• REQUIRED WORK
Extract the full listing verbatim and drop any pictures from your copy.

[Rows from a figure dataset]
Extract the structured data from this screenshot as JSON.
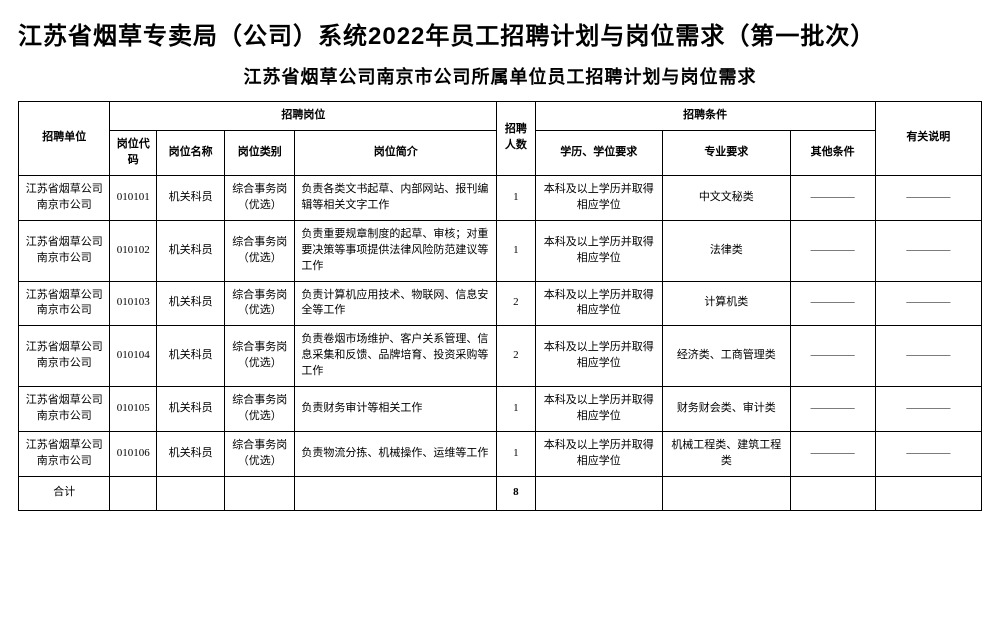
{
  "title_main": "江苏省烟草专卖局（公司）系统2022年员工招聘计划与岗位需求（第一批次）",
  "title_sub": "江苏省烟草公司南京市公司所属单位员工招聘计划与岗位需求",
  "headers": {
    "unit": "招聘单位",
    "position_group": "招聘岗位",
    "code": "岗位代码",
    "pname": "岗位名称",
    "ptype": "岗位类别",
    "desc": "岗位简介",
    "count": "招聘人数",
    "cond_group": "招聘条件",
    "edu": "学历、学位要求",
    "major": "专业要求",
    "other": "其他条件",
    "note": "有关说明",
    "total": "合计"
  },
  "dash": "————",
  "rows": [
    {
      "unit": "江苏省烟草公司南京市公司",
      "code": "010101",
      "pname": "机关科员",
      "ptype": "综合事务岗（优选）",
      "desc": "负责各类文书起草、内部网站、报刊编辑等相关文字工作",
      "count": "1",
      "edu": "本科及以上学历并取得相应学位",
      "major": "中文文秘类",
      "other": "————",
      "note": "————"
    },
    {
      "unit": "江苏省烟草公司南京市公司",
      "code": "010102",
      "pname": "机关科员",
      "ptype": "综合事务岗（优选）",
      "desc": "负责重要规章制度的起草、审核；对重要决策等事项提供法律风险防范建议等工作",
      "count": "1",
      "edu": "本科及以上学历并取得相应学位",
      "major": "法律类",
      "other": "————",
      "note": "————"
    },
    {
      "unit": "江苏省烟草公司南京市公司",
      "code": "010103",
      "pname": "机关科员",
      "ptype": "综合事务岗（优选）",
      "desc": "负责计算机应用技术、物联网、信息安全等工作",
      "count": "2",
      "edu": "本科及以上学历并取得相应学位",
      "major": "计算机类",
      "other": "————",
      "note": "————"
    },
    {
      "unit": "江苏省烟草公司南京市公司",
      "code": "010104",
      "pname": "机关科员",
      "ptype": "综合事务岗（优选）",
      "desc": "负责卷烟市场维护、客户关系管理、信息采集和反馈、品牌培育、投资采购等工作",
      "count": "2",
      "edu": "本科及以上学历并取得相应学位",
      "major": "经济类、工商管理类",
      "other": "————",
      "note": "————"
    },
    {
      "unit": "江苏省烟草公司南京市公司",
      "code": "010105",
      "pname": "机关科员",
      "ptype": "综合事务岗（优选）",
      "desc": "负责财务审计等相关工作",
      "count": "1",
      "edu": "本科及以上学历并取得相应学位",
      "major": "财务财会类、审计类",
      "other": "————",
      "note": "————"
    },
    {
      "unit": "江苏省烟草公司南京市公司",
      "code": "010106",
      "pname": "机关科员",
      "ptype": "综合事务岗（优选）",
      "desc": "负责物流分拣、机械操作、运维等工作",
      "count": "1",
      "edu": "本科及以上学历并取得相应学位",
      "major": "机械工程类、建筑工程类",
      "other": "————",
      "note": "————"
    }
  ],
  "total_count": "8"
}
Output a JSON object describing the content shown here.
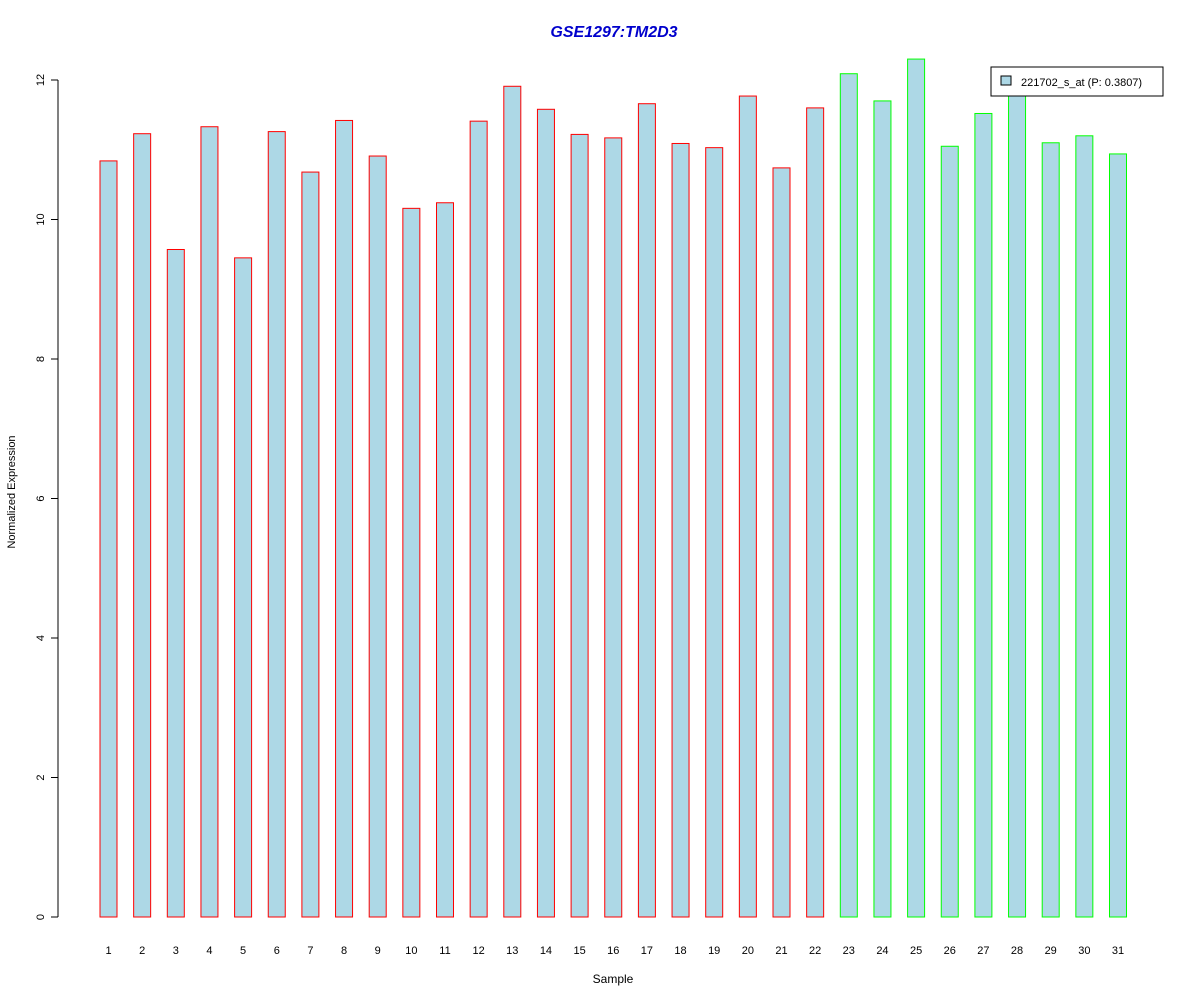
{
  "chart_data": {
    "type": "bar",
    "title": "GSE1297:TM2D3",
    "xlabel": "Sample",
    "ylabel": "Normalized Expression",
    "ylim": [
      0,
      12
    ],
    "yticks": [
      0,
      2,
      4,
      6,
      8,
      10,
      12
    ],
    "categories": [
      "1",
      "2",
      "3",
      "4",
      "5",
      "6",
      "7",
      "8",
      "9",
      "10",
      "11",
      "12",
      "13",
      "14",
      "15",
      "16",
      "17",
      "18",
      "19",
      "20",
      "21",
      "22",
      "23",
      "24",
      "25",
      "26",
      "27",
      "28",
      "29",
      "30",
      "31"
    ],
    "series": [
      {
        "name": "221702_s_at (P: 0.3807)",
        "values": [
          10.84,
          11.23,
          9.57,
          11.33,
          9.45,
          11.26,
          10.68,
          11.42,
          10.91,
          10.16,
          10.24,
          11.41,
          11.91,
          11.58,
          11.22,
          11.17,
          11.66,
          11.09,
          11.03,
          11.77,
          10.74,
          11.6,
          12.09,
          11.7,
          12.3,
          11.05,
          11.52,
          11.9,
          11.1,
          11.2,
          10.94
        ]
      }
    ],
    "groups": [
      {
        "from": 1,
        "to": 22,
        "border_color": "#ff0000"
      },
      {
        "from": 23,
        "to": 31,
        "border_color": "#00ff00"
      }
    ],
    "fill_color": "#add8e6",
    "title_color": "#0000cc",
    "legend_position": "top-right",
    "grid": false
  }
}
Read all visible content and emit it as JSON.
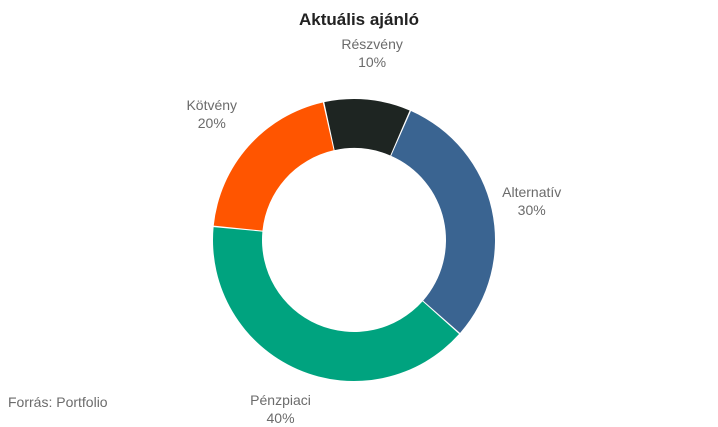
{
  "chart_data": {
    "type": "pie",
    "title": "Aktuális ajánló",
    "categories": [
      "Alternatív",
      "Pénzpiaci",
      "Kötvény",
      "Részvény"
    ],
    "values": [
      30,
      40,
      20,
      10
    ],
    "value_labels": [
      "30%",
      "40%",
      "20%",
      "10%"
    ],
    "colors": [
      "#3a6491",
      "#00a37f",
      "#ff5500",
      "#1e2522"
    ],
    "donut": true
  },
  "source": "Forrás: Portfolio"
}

• RESULT
Extract the structured data from this screenshot as JSON.
{
  "title_main": "江苏省烟草专卖局（公司）系统2022年员工招聘计划与岗位需求（第一批次）",
  "title_sub": "江苏省烟草公司南京市公司所属单位员工招聘计划与岗位需求",
  "headers": {
    "unit": "招聘单位",
    "position_group": "招聘岗位",
    "code": "岗位代码",
    "pname": "岗位名称",
    "ptype": "岗位类别",
    "desc": "岗位简介",
    "count": "招聘人数",
    "cond_group": "招聘条件",
    "edu": "学历、学位要求",
    "major": "专业要求",
    "other": "其他条件",
    "note": "有关说明",
    "total": "合计"
  },
  "dash": "————",
  "rows": [
    {
      "unit": "江苏省烟草公司南京市公司",
      "code": "010101",
      "pname": "机关科员",
      "ptype": "综合事务岗（优选）",
      "desc": "负责各类文书起草、内部网站、报刊编辑等相关文字工作",
      "count": "1",
      "edu": "本科及以上学历并取得相应学位",
      "major": "中文文秘类",
      "other": "————",
      "note": "————"
    },
    {
      "unit": "江苏省烟草公司南京市公司",
      "code": "010102",
      "pname": "机关科员",
      "ptype": "综合事务岗（优选）",
      "desc": "负责重要规章制度的起草、审核；对重要决策等事项提供法律风险防范建议等工作",
      "count": "1",
      "edu": "本科及以上学历并取得相应学位",
      "major": "法律类",
      "other": "————",
      "note": "————"
    },
    {
      "unit": "江苏省烟草公司南京市公司",
      "code": "010103",
      "pname": "机关科员",
      "ptype": "综合事务岗（优选）",
      "desc": "负责计算机应用技术、物联网、信息安全等工作",
      "count": "2",
      "edu": "本科及以上学历并取得相应学位",
      "major": "计算机类",
      "other": "————",
      "note": "————"
    },
    {
      "unit": "江苏省烟草公司南京市公司",
      "code": "010104",
      "pname": "机关科员",
      "ptype": "综合事务岗（优选）",
      "desc": "负责卷烟市场维护、客户关系管理、信息采集和反馈、品牌培育、投资采购等工作",
      "count": "2",
      "edu": "本科及以上学历并取得相应学位",
      "major": "经济类、工商管理类",
      "other": "————",
      "note": "————"
    },
    {
      "unit": "江苏省烟草公司南京市公司",
      "code": "010105",
      "pname": "机关科员",
      "ptype": "综合事务岗（优选）",
      "desc": "负责财务审计等相关工作",
      "count": "1",
      "edu": "本科及以上学历并取得相应学位",
      "major": "财务财会类、审计类",
      "other": "————",
      "note": "————"
    },
    {
      "unit": "江苏省烟草公司南京市公司",
      "code": "010106",
      "pname": "机关科员",
      "ptype": "综合事务岗（优选）",
      "desc": "负责物流分拣、机械操作、运维等工作",
      "count": "1",
      "edu": "本科及以上学历并取得相应学位",
      "major": "机械工程类、建筑工程类",
      "other": "————",
      "note": "————"
    }
  ],
  "total_count": "8"
}
Output a JSON object describing the content shown here.
{
  "chart_data": {
    "type": "bar",
    "title": "GSE1297:TM2D3",
    "xlabel": "Sample",
    "ylabel": "Normalized Expression",
    "ylim": [
      0,
      12
    ],
    "yticks": [
      0,
      2,
      4,
      6,
      8,
      10,
      12
    ],
    "categories": [
      "1",
      "2",
      "3",
      "4",
      "5",
      "6",
      "7",
      "8",
      "9",
      "10",
      "11",
      "12",
      "13",
      "14",
      "15",
      "16",
      "17",
      "18",
      "19",
      "20",
      "21",
      "22",
      "23",
      "24",
      "25",
      "26",
      "27",
      "28",
      "29",
      "30",
      "31"
    ],
    "series": [
      {
        "name": "221702_s_at (P: 0.3807)",
        "values": [
          10.84,
          11.23,
          9.57,
          11.33,
          9.45,
          11.26,
          10.68,
          11.42,
          10.91,
          10.16,
          10.24,
          11.41,
          11.91,
          11.58,
          11.22,
          11.17,
          11.66,
          11.09,
          11.03,
          11.77,
          10.74,
          11.6,
          12.09,
          11.7,
          12.3,
          11.05,
          11.52,
          11.9,
          11.1,
          11.2,
          10.94
        ]
      }
    ],
    "groups": [
      {
        "from": 1,
        "to": 22,
        "border_color": "#ff0000"
      },
      {
        "from": 23,
        "to": 31,
        "border_color": "#00ff00"
      }
    ],
    "fill_color": "#add8e6",
    "title_color": "#0000cc",
    "legend_position": "top-right",
    "grid": false
  }
}
Read all visible content and emit it as JSON.
{
  "chart_data": {
    "type": "pie",
    "title": "Aktuális ajánló",
    "categories": [
      "Alternatív",
      "Pénzpiaci",
      "Kötvény",
      "Részvény"
    ],
    "values": [
      30,
      40,
      20,
      10
    ],
    "value_labels": [
      "30%",
      "40%",
      "20%",
      "10%"
    ],
    "colors": [
      "#3a6491",
      "#00a37f",
      "#ff5500",
      "#1e2522"
    ],
    "donut": true
  },
  "source": "Forrás: Portfolio"
}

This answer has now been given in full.